*Data shown*
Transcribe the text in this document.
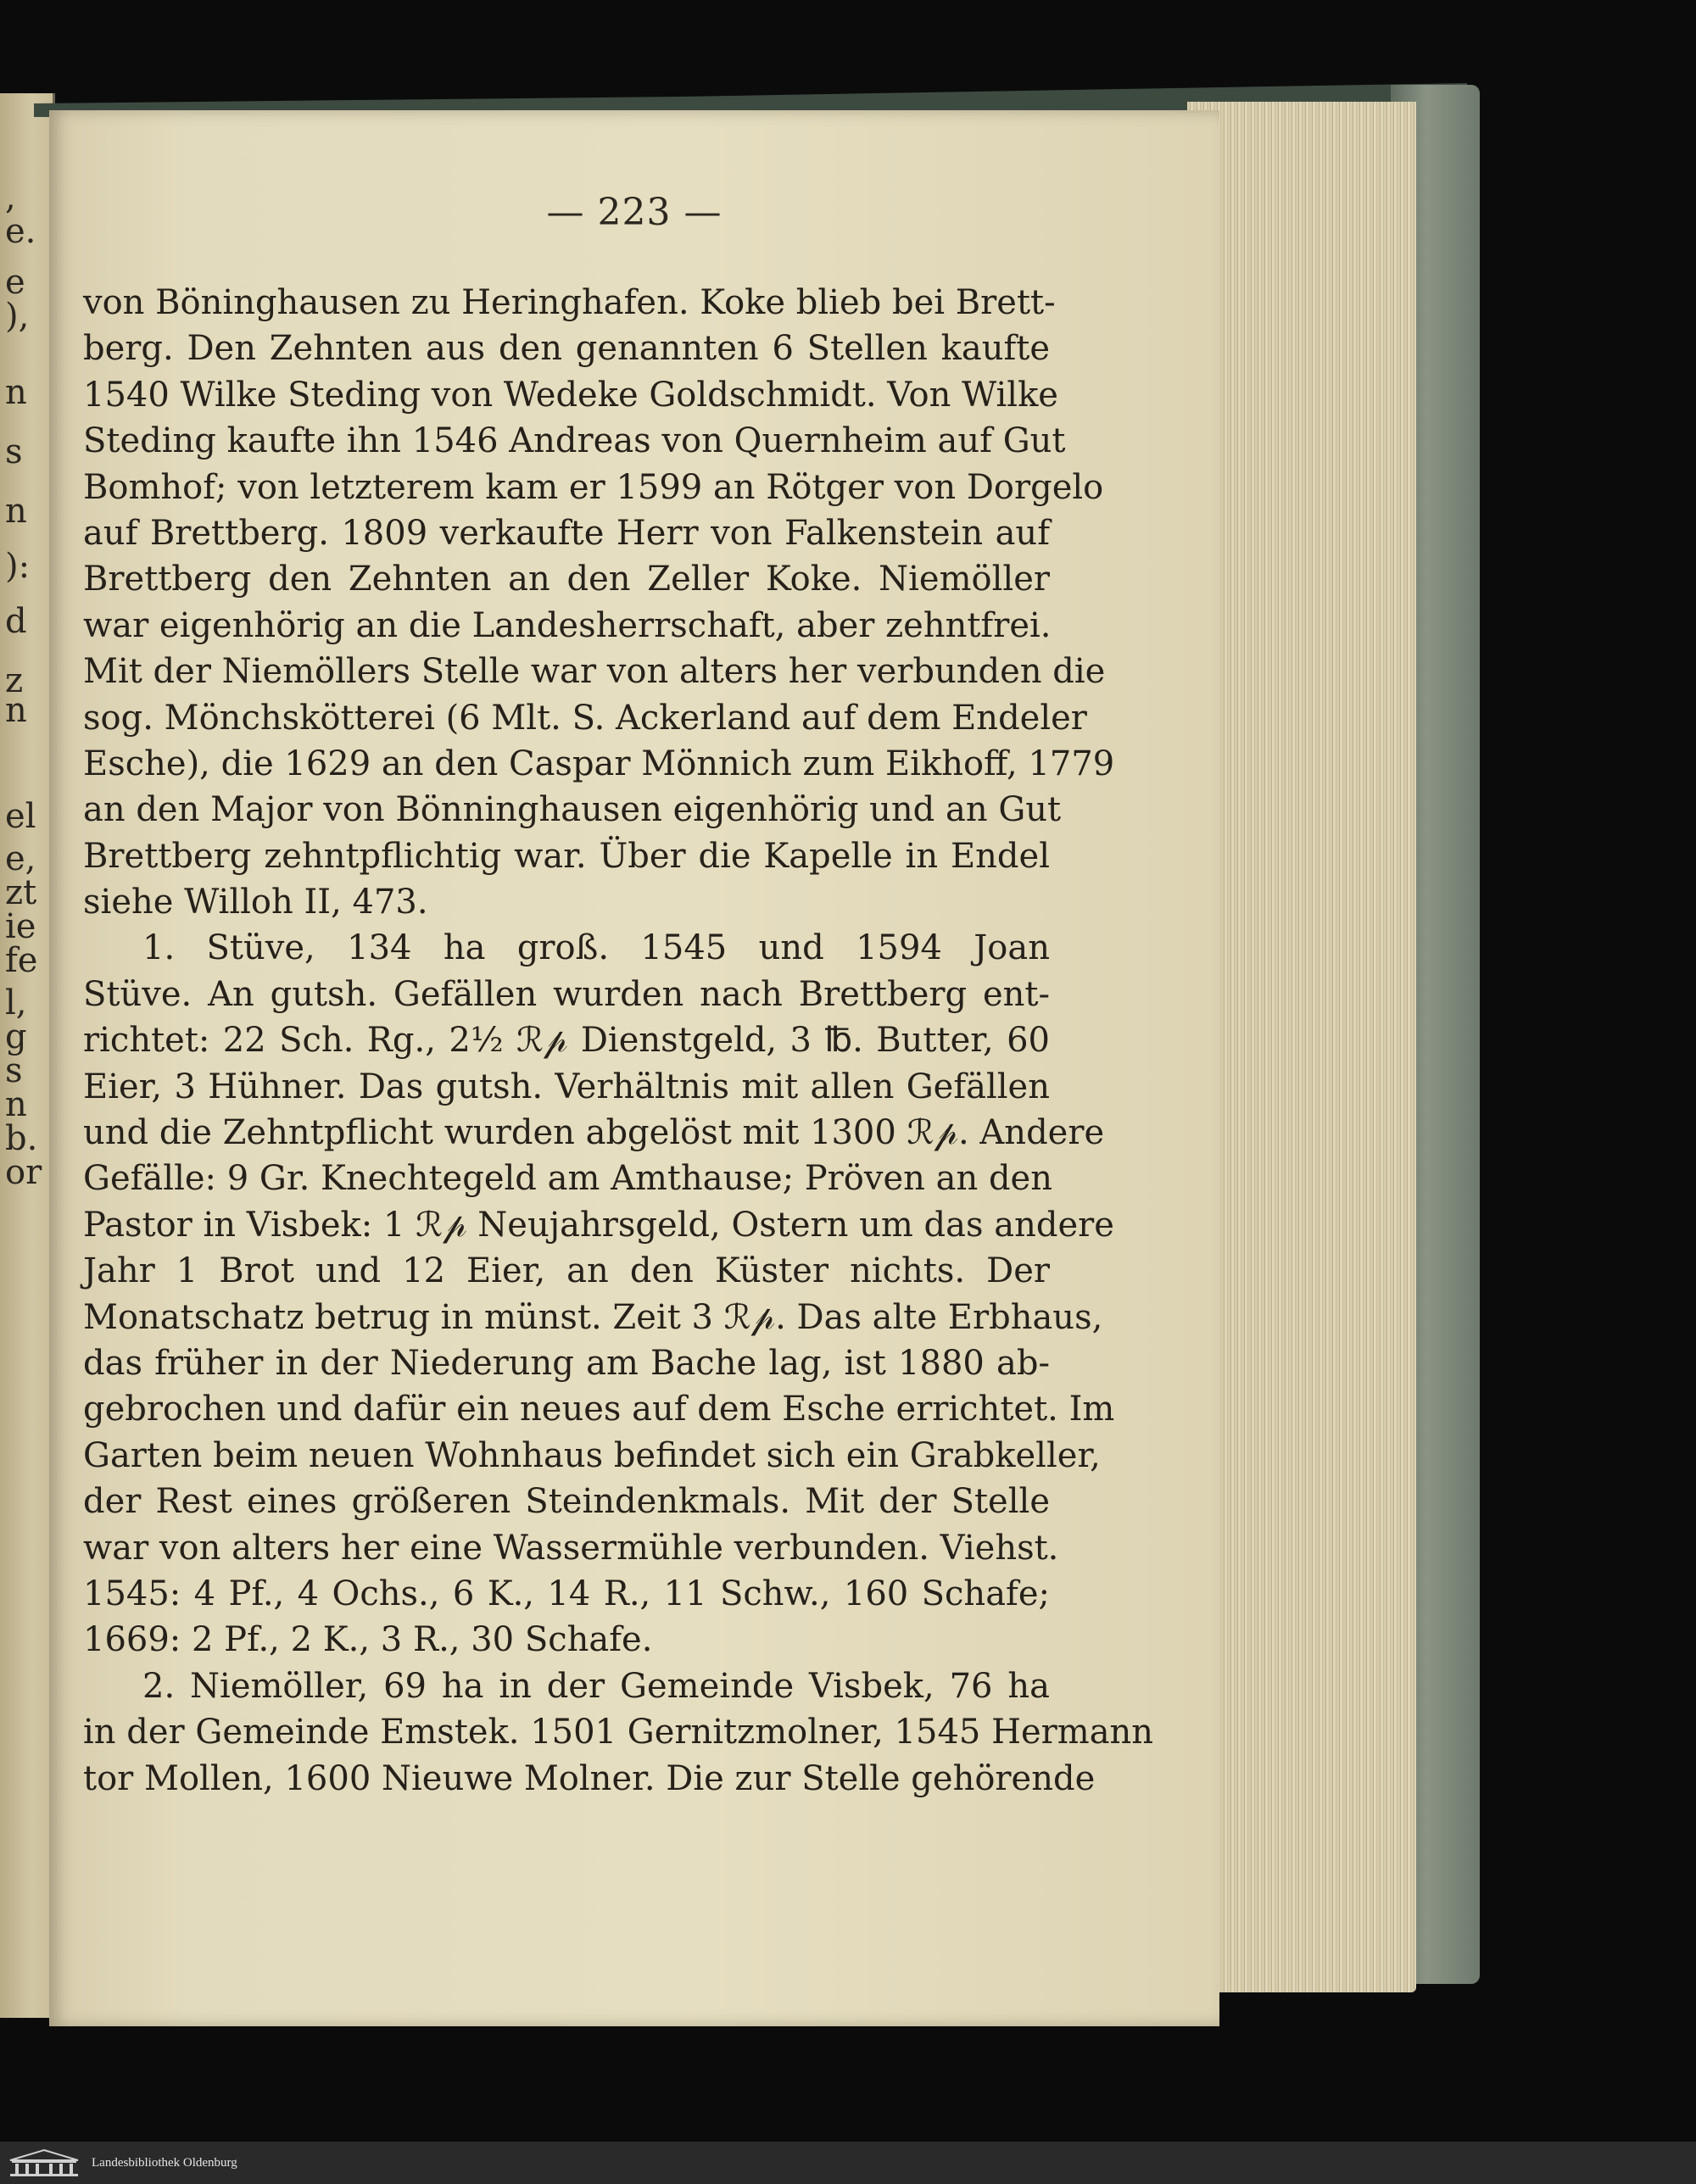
,
e.
e
),
n
s
n
):
d
z
n
el
e,
zt
ie
fe
l,
g
s
n
b.
or
— 223 —
von Böninghausen zu Heringhafen. Koke blieb bei Brett-
berg. Den Zehnten aus den genannten 6 Stellen kaufte
1540 Wilke Steding von Wedeke Goldschmidt. Von Wilke
Steding kaufte ihn 1546 Andreas von Quernheim auf Gut
Bomhof; von letzterem kam er 1599 an Rötger von Dorgelo
auf Brettberg. 1809 verkaufte Herr von Falkenstein auf
Brettberg den Zehnten an den Zeller Koke. Niemöller
war eigenhörig an die Landesherrschaft, aber zehntfrei.
Mit der Niemöllers Stelle war von alters her verbunden die
sog. Mönchskötterei (6 Mlt. S. Ackerland auf dem Endeler
Esche), die 1629 an den Caspar Mönnich zum Eikhoff, 1779
an den Major von Bönninghausen eigenhörig und an Gut
Brettberg zehntpflichtig war. Über die Kapelle in Endel
siehe Willoh II, 473.
1. Stüve, 134 ha groß. 1545 und 1594 Joan
Stüve. An gutsh. Gefällen wurden nach Brettberg ent-
richtet: 22 Sch. Rg., 2½ ℛ𝓅 Dienstgeld, 3 ℔. Butter, 60
Eier, 3 Hühner. Das gutsh. Verhältnis mit allen Gefällen
und die Zehntpflicht wurden abgelöst mit 1300 ℛ𝓅. Andere
Gefälle: 9 Gr. Knechtegeld am Amthause; Pröven an den
Pastor in Visbek: 1 ℛ𝓅 Neujahrsgeld, Ostern um das andere
Jahr 1 Brot und 12 Eier, an den Küster nichts. Der
Monatschatz betrug in münst. Zeit 3 ℛ𝓅. Das alte Erbhaus,
das früher in der Niederung am Bache lag, ist 1880 ab-
gebrochen und dafür ein neues auf dem Esche errichtet. Im
Garten beim neuen Wohnhaus befindet sich ein Grabkeller,
der Rest eines größeren Steindenkmals. Mit der Stelle
war von alters her eine Wassermühle verbunden. Viehst.
1545: 4 Pf., 4 Ochs., 6 K., 14 R., 11 Schw., 160 Schafe;
1669: 2 Pf., 2 K., 3 R., 30 Schafe.
2. Niemöller, 69 ha in der Gemeinde Visbek, 76 ha
in der Gemeinde Emstek. 1501 Gernitzmolner, 1545 Hermann
tor Mollen, 1600 Nieuwe Molner. Die zur Stelle gehörende
Landesbibliothek Oldenburg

*Stated exercise*
Lines containing the string "verbunden" are to be selected and copied.

*Response*
Mit der Niemöllers Stelle war von alters her verbunden die
war von alters her eine Wassermühle verbunden. Viehst.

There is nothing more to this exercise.